Data excerpts:
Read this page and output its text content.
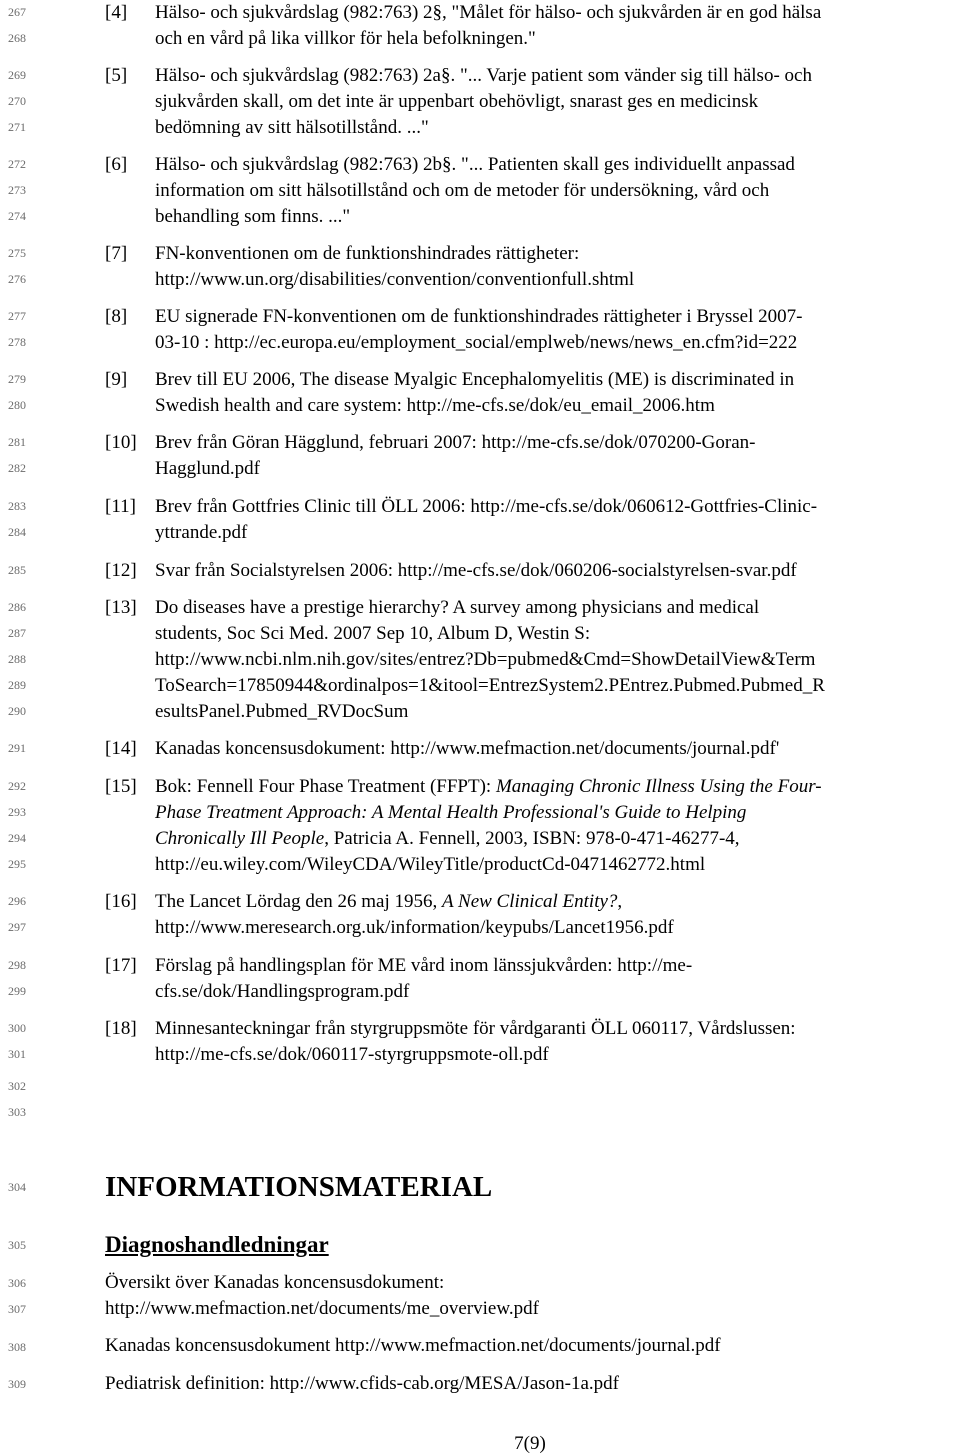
267
268
269
270
271
272
273
274
275
276
277
278
279
280
281
282
283
284
285
286
287
288
289
290
291
292
293
294
295
296
297
298
299
300
301
302
303
304
305
306
307
308
309
[4] Hälso- och sjukvårdslag (982:763) 2§, "Målet för hälso- och sjukvården är en god hälsa
och en vård på lika villkor för hela befolkningen."
[5] Hälso- och sjukvårdslag (982:763) 2a§. "... Varje patient som vänder sig till hälso- och
sjukvården skall, om det inte är uppenbart obehövligt, snarast ges en medicinsk
bedömning av sitt hälsotillstånd. ..."
[6] Hälso- och sjukvårdslag (982:763) 2b§. "... Patienten skall ges individuellt anpassad
information om sitt hälsotillstånd och om de metoder för undersökning, vård och
behandling som finns. ..."
[7] FN-konventionen om de funktionshindrades rättigheter:
http://www.un.org/disabilities/convention/conventionfull.shtml
[8] EU signerade FN-konventionen om de funktionshindrades rättigheter i Bryssel 2007-
03-10 : http://ec.europa.eu/employment_social/emplweb/news/news_en.cfm?id=222
[9] Brev till EU 2006, The disease Myalgic Encephalomyelitis (ME) is discriminated in
Swedish health and care system: http://me-cfs.se/dok/eu_email_2006.htm
[10] Brev från Göran Hägglund, februari 2007: http://me-cfs.se/dok/070200-Goran-
Hagglund.pdf
[11] Brev från Gottfries Clinic till ÖLL 2006: http://me-cfs.se/dok/060612-Gottfries-Clinic-
yttrande.pdf
[12] Svar från Socialstyrelsen 2006: http://me-cfs.se/dok/060206-socialstyrelsen-svar.pdf
[13] Do diseases have a prestige hierarchy? A survey among physicians and medical
students, Soc Sci Med. 2007 Sep 10, Album D, Westin S:
http://www.ncbi.nlm.nih.gov/sites/entrez?Db=pubmed&Cmd=ShowDetailView&Term
ToSearch=17850944&ordinalpos=1&itool=EntrezSystem2.PEntrez.Pubmed.Pubmed_R
esultsPanel.Pubmed_RVDocSum
[14] Kanadas koncensusdokument: http://www.mefmaction.net/documents/journal.pdf'
[15] Bok: Fennell Four Phase Treatment (FFPT): Managing Chronic Illness Using the Four-
Phase Treatment Approach: A Mental Health Professional's Guide to Helping
Chronically Ill People, Patricia A. Fennell, 2003, ISBN: 978-0-471-46277-4,
http://eu.wiley.com/WileyCDA/WileyTitle/productCd-0471462772.html
[16] The Lancet Lördag den 26 maj 1956, A New Clinical Entity?,
http://www.meresearch.org.uk/information/keypubs/Lancet1956.pdf
[17] Förslag på handlingsplan för ME vård inom länssjukvården: http://me-
cfs.se/dok/Handlingsprogram.pdf
[18] Minnesanteckningar från styrgruppsmöte för vårdgaranti ÖLL 060117, Vårdslussen:
http://me-cfs.se/dok/060117-styrgruppsmote-oll.pdf
INFORMATIONSMATERIAL
Diagnoshandledningar
Översikt över Kanadas koncensusdokument:
http://www.mefmaction.net/documents/me_overview.pdf
Kanadas koncensusdokument http://www.mefmaction.net/documents/journal.pdf
Pediatrisk definition: http://www.cfids-cab.org/MESA/Jason-1a.pdf
7(9)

Work to do: Go through the material above and count the lines that contain "koncensusdokument"; answer with the number alone.

Answer in full: 3